> **Description of the task**: Copy each line where the word "color" occurs.

> **Working data**:
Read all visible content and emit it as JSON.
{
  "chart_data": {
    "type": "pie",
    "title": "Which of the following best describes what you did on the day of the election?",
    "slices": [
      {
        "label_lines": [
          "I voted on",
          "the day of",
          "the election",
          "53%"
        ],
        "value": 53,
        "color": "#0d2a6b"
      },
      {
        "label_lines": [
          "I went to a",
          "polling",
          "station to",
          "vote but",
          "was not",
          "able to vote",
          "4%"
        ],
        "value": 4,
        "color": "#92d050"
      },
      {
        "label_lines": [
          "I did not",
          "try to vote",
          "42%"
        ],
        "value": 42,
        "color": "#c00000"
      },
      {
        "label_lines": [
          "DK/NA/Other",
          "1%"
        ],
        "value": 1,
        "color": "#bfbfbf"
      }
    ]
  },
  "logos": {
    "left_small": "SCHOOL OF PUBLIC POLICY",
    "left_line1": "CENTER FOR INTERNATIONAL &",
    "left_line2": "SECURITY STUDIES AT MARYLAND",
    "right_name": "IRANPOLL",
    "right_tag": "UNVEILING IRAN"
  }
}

> **Result of this task**:
        "color": "#0d2a6b"
        "color": "#92d050"
        "color": "#c00000"
        "color": "#bfbfbf"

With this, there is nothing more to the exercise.